Aim |
Give every line of the data again, unchanged, but with no pictures.
-- begin --
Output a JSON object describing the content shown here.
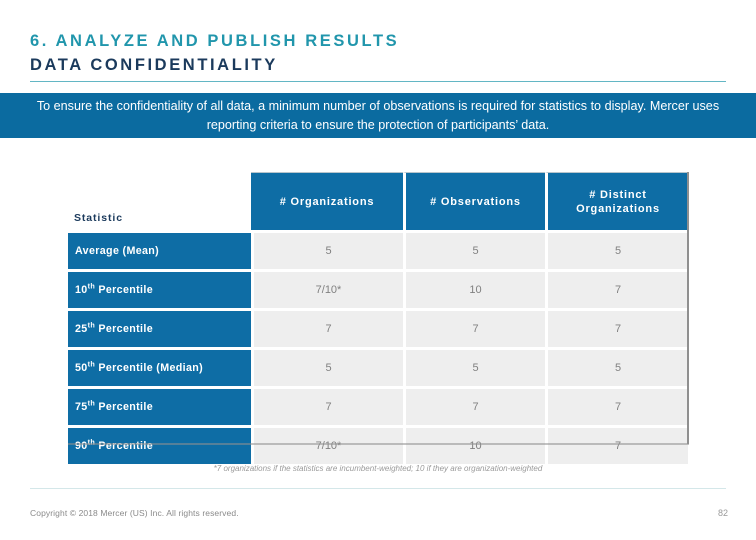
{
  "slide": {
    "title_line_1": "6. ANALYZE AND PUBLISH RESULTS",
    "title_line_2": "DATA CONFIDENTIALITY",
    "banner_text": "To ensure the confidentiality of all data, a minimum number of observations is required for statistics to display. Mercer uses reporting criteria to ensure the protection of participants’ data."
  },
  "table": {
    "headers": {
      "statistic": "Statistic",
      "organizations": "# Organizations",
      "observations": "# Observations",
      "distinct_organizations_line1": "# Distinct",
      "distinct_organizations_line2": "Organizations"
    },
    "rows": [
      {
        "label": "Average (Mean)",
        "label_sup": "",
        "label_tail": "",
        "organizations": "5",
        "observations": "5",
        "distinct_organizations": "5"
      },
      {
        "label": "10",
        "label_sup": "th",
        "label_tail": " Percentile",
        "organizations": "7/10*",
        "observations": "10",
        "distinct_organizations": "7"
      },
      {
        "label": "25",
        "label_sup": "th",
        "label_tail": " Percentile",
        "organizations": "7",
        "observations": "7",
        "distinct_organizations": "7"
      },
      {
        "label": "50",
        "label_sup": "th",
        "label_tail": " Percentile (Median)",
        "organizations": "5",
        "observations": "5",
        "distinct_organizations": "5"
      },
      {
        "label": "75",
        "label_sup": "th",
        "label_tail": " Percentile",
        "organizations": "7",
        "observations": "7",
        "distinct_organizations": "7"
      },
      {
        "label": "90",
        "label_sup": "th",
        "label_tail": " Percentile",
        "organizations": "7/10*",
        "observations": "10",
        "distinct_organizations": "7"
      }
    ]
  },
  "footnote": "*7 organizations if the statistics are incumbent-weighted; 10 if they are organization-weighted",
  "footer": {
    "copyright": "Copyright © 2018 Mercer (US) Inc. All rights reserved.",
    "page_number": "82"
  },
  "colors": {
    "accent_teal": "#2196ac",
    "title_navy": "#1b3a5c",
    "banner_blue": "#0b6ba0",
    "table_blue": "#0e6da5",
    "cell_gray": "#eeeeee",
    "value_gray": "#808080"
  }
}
-- end --
Response to this task |
Output a JSON object describing the content shown here.
{
  "slide": {
    "title_line_1": "6. ANALYZE AND PUBLISH RESULTS",
    "title_line_2": "DATA CONFIDENTIALITY",
    "banner_text": "To ensure the confidentiality of all data, a minimum number of observations is required for statistics to display. Mercer uses reporting criteria to ensure the protection of participants’ data."
  },
  "table": {
    "headers": {
      "statistic": "Statistic",
      "organizations": "# Organizations",
      "observations": "# Observations",
      "distinct_organizations_line1": "# Distinct",
      "distinct_organizations_line2": "Organizations"
    },
    "rows": [
      {
        "label": "Average (Mean)",
        "label_sup": "",
        "label_tail": "",
        "organizations": "5",
        "observations": "5",
        "distinct_organizations": "5"
      },
      {
        "label": "10",
        "label_sup": "th",
        "label_tail": " Percentile",
        "organizations": "7/10*",
        "observations": "10",
        "distinct_organizations": "7"
      },
      {
        "label": "25",
        "label_sup": "th",
        "label_tail": " Percentile",
        "organizations": "7",
        "observations": "7",
        "distinct_organizations": "7"
      },
      {
        "label": "50",
        "label_sup": "th",
        "label_tail": " Percentile (Median)",
        "organizations": "5",
        "observations": "5",
        "distinct_organizations": "5"
      },
      {
        "label": "75",
        "label_sup": "th",
        "label_tail": " Percentile",
        "organizations": "7",
        "observations": "7",
        "distinct_organizations": "7"
      },
      {
        "label": "90",
        "label_sup": "th",
        "label_tail": " Percentile",
        "organizations": "7/10*",
        "observations": "10",
        "distinct_organizations": "7"
      }
    ]
  },
  "footnote": "*7 organizations if the statistics are incumbent-weighted; 10 if they are organization-weighted",
  "footer": {
    "copyright": "Copyright © 2018 Mercer (US) Inc. All rights reserved.",
    "page_number": "82"
  },
  "colors": {
    "accent_teal": "#2196ac",
    "title_navy": "#1b3a5c",
    "banner_blue": "#0b6ba0",
    "table_blue": "#0e6da5",
    "cell_gray": "#eeeeee",
    "value_gray": "#808080"
  }
}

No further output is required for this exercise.